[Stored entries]
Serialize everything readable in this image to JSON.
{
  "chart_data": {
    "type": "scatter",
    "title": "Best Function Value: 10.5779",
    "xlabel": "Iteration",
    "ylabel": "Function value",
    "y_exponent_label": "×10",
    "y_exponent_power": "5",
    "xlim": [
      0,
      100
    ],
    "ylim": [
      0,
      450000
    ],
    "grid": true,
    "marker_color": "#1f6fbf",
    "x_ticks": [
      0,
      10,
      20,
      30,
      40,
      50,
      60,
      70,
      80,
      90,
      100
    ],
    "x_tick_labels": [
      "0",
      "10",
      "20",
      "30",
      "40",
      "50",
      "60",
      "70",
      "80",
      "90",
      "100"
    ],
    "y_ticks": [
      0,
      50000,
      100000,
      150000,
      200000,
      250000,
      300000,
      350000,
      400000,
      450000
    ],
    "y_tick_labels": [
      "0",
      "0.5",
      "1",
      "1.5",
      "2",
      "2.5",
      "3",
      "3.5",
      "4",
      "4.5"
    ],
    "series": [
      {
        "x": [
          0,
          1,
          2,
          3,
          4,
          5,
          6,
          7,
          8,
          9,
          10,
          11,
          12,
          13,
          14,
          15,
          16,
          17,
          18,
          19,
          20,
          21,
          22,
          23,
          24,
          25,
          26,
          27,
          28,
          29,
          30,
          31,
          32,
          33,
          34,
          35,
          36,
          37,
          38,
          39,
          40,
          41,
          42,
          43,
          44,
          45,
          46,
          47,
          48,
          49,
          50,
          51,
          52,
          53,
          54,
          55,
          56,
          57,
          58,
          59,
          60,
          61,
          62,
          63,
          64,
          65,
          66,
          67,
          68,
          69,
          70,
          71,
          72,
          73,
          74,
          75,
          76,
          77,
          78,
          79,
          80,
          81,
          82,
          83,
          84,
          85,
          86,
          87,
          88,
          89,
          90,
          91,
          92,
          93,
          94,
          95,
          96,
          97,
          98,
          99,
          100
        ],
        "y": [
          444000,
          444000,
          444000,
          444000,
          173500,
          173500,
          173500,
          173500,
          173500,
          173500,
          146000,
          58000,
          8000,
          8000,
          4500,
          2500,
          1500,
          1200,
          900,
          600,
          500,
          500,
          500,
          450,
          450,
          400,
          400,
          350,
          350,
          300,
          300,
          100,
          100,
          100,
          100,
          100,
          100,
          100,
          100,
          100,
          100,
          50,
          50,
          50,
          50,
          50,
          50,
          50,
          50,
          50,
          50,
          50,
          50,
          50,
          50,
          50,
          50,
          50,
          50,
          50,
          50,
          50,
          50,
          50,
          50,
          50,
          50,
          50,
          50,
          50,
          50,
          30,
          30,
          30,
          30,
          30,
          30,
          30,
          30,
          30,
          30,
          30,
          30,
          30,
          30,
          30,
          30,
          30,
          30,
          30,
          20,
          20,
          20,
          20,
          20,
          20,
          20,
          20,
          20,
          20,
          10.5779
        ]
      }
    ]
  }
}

The exercise: Select every line of the material above holding the word "Function" and copy it.

Completed task:
    "title": "Best Function Value: 10.5779",
    "ylabel": "Function value",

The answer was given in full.